**INSTRUCTION:** Repeat the data that follows, word for word, without the images.

**DATA EXTRACT:**
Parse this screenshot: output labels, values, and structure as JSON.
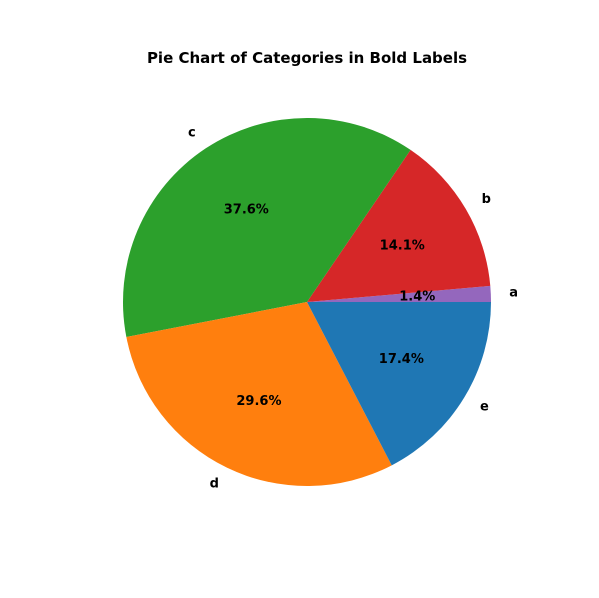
{
  "chart_data": {
    "type": "pie",
    "title": "Pie Chart of Categories in Bold Labels",
    "categories": [
      "a",
      "b",
      "c",
      "d",
      "e"
    ],
    "values": [
      1.4,
      14.1,
      37.6,
      29.6,
      17.4
    ],
    "percent_labels": [
      "1.4%",
      "14.1%",
      "37.6%",
      "29.6%",
      "17.4%"
    ],
    "colors": [
      "#9467bd",
      "#d62728",
      "#2ca02c",
      "#ff7f0e",
      "#1f77b4"
    ],
    "start_angle_deg": 0,
    "direction": "counterclockwise",
    "legend": "none"
  }
}
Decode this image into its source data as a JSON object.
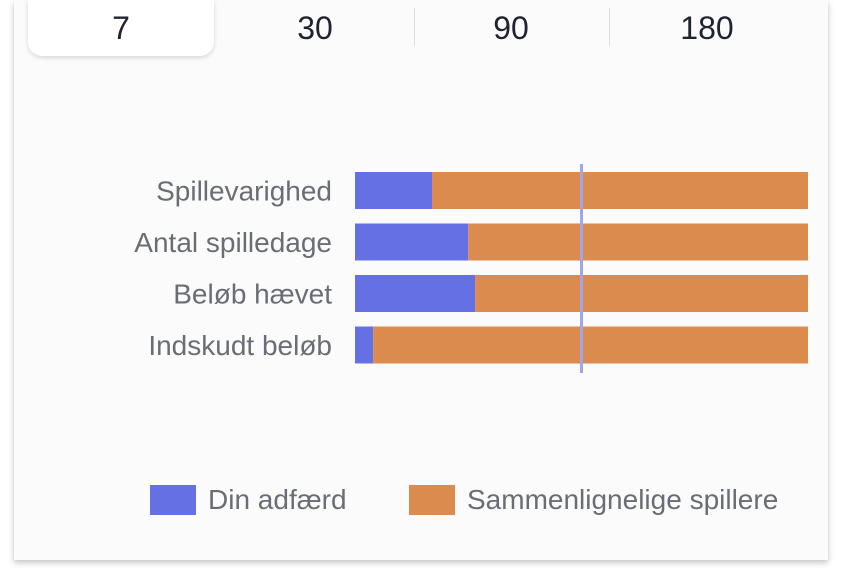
{
  "tabs": [
    {
      "label": "7",
      "active": true
    },
    {
      "label": "30",
      "active": false
    },
    {
      "label": "90",
      "active": false
    },
    {
      "label": "180",
      "active": false
    }
  ],
  "colors": {
    "din_adfaerd": "#6670e5",
    "sammenlignelige": "#da8b4d",
    "reference_line": "#a3a6e6",
    "label_text": "#6a6d75"
  },
  "chart_data": {
    "type": "bar",
    "orientation": "horizontal",
    "stacked": true,
    "categories": [
      "Spillevarighed",
      "Antal spilledage",
      "Beløb hævet",
      "Indskudt beløb"
    ],
    "series": [
      {
        "name": "Din adfærd",
        "values": [
          17,
          25,
          26.5,
          4
        ]
      },
      {
        "name": "Sammenlignelige spillere",
        "values": [
          83,
          75,
          73.5,
          96
        ]
      }
    ],
    "xlim": [
      0,
      100
    ],
    "reference_line": 50,
    "grid": false,
    "legend_position": "bottom"
  }
}
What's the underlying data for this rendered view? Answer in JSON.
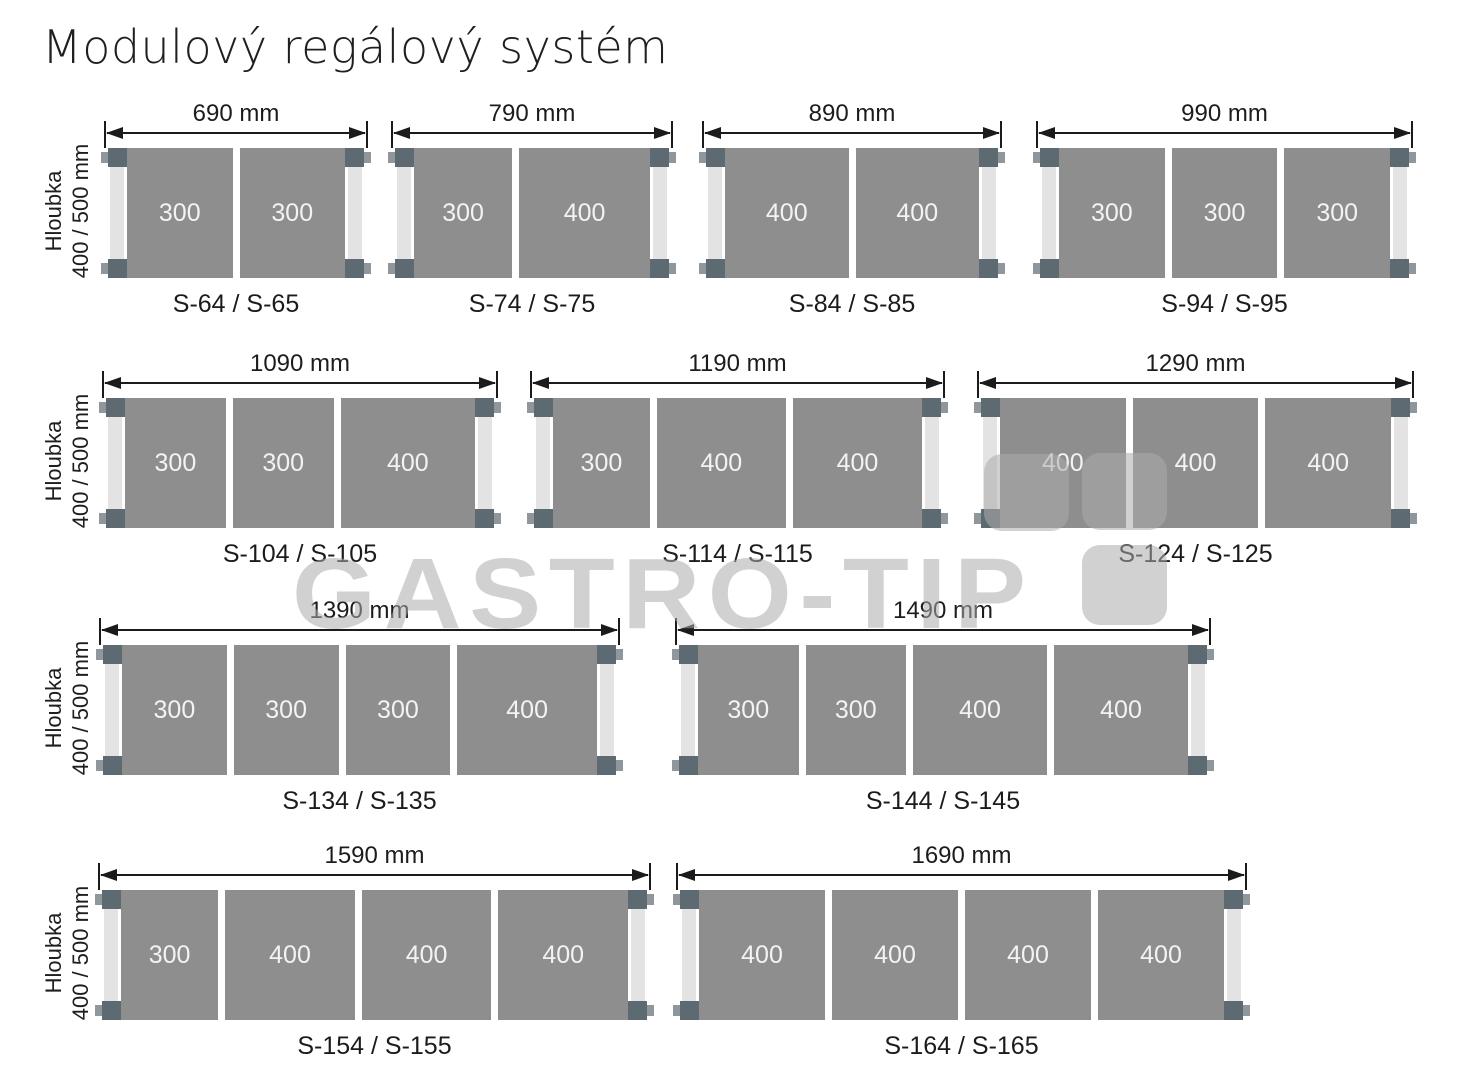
{
  "page": {
    "title": "Modulový regálový systém"
  },
  "depth_label": {
    "line1": "Hloubka",
    "line2": "400 / 500 mm"
  },
  "watermark": {
    "text": "GASTRO-TIP"
  },
  "colors": {
    "module_fill": "#8e8e8e",
    "module_text": "#f3f3f3",
    "post_fill": "#e3e3e3",
    "bracket_fill": "#5e6a72",
    "tab_fill": "#8f979d",
    "line_and_text": "#1b1b1b",
    "watermark": "rgba(172,172,172,0.55)"
  },
  "rows": [
    {
      "diagrams": [
        {
          "width_label": "690 mm",
          "modules": [
            "300",
            "300"
          ],
          "model": "S-64 / S-65"
        },
        {
          "width_label": "790 mm",
          "modules": [
            "300",
            "400"
          ],
          "model": "S-74 / S-75"
        },
        {
          "width_label": "890 mm",
          "modules": [
            "400",
            "400"
          ],
          "model": "S-84 / S-85"
        },
        {
          "width_label": "990 mm",
          "modules": [
            "300",
            "300",
            "300"
          ],
          "model": "S-94 / S-95"
        }
      ]
    },
    {
      "diagrams": [
        {
          "width_label": "1090 mm",
          "modules": [
            "300",
            "300",
            "400"
          ],
          "model": "S-104 / S-105"
        },
        {
          "width_label": "1190 mm",
          "modules": [
            "300",
            "400",
            "400"
          ],
          "model": "S-114 / S-115"
        },
        {
          "width_label": "1290 mm",
          "modules": [
            "400",
            "400",
            "400"
          ],
          "model": "S-124 / S-125"
        }
      ]
    },
    {
      "diagrams": [
        {
          "width_label": "1390 mm",
          "modules": [
            "300",
            "300",
            "300",
            "400"
          ],
          "model": "S-134 / S-135"
        },
        {
          "width_label": "1490 mm",
          "modules": [
            "300",
            "300",
            "400",
            "400"
          ],
          "model": "S-144 / S-145"
        }
      ]
    },
    {
      "diagrams": [
        {
          "width_label": "1590 mm",
          "modules": [
            "300",
            "400",
            "400",
            "400"
          ],
          "model": "S-154 / S-155"
        },
        {
          "width_label": "1690 mm",
          "modules": [
            "400",
            "400",
            "400",
            "400"
          ],
          "model": "S-164 / S-165"
        }
      ]
    }
  ]
}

**ANSWER IN FULL:**
Parse this screenshot: output labels, values, and structure as JSON.
{
  "chart_data": {
    "type": "pie",
    "title": "Pie Chart of Categories in Bold Labels",
    "categories": [
      "a",
      "b",
      "c",
      "d",
      "e"
    ],
    "values": [
      1.4,
      14.1,
      37.6,
      29.6,
      17.4
    ],
    "percent_labels": [
      "1.4%",
      "14.1%",
      "37.6%",
      "29.6%",
      "17.4%"
    ],
    "colors": [
      "#9467bd",
      "#d62728",
      "#2ca02c",
      "#ff7f0e",
      "#1f77b4"
    ],
    "start_angle_deg": 0,
    "direction": "counterclockwise",
    "legend": "none"
  }
}
Decode this image into its source data as a JSON object.
{
  "tabs": [
    {
      "label": "7",
      "active": true
    },
    {
      "label": "30",
      "active": false
    },
    {
      "label": "90",
      "active": false
    },
    {
      "label": "180",
      "active": false
    }
  ],
  "colors": {
    "din_adfaerd": "#6670e5",
    "sammenlignelige": "#da8b4d",
    "reference_line": "#a3a6e6",
    "label_text": "#6a6d75"
  },
  "chart_data": {
    "type": "bar",
    "orientation": "horizontal",
    "stacked": true,
    "categories": [
      "Spillevarighed",
      "Antal spilledage",
      "Beløb hævet",
      "Indskudt beløb"
    ],
    "series": [
      {
        "name": "Din adfærd",
        "values": [
          17,
          25,
          26.5,
          4
        ]
      },
      {
        "name": "Sammenlignelige spillere",
        "values": [
          83,
          75,
          73.5,
          96
        ]
      }
    ],
    "xlim": [
      0,
      100
    ],
    "reference_line": 50,
    "grid": false,
    "legend_position": "bottom"
  }
}
What's the underlying data for this rendered view? Answer in JSON.
{
  "page": {
    "title": "Modulový regálový systém"
  },
  "depth_label": {
    "line1": "Hloubka",
    "line2": "400 / 500 mm"
  },
  "watermark": {
    "text": "GASTRO-TIP"
  },
  "colors": {
    "module_fill": "#8e8e8e",
    "module_text": "#f3f3f3",
    "post_fill": "#e3e3e3",
    "bracket_fill": "#5e6a72",
    "tab_fill": "#8f979d",
    "line_and_text": "#1b1b1b",
    "watermark": "rgba(172,172,172,0.55)"
  },
  "rows": [
    {
      "diagrams": [
        {
          "width_label": "690 mm",
          "modules": [
            "300",
            "300"
          ],
          "model": "S-64 / S-65"
        },
        {
          "width_label": "790 mm",
          "modules": [
            "300",
            "400"
          ],
          "model": "S-74 / S-75"
        },
        {
          "width_label": "890 mm",
          "modules": [
            "400",
            "400"
          ],
          "model": "S-84 / S-85"
        },
        {
          "width_label": "990 mm",
          "modules": [
            "300",
            "300",
            "300"
          ],
          "model": "S-94 / S-95"
        }
      ]
    },
    {
      "diagrams": [
        {
          "width_label": "1090 mm",
          "modules": [
            "300",
            "300",
            "400"
          ],
          "model": "S-104 / S-105"
        },
        {
          "width_label": "1190 mm",
          "modules": [
            "300",
            "400",
            "400"
          ],
          "model": "S-114 / S-115"
        },
        {
          "width_label": "1290 mm",
          "modules": [
            "400",
            "400",
            "400"
          ],
          "model": "S-124 / S-125"
        }
      ]
    },
    {
      "diagrams": [
        {
          "width_label": "1390 mm",
          "modules": [
            "300",
            "300",
            "300",
            "400"
          ],
          "model": "S-134 / S-135"
        },
        {
          "width_label": "1490 mm",
          "modules": [
            "300",
            "300",
            "400",
            "400"
          ],
          "model": "S-144 / S-145"
        }
      ]
    },
    {
      "diagrams": [
        {
          "width_label": "1590 mm",
          "modules": [
            "300",
            "400",
            "400",
            "400"
          ],
          "model": "S-154 / S-155"
        },
        {
          "width_label": "1690 mm",
          "modules": [
            "400",
            "400",
            "400",
            "400"
          ],
          "model": "S-164 / S-165"
        }
      ]
    }
  ]
}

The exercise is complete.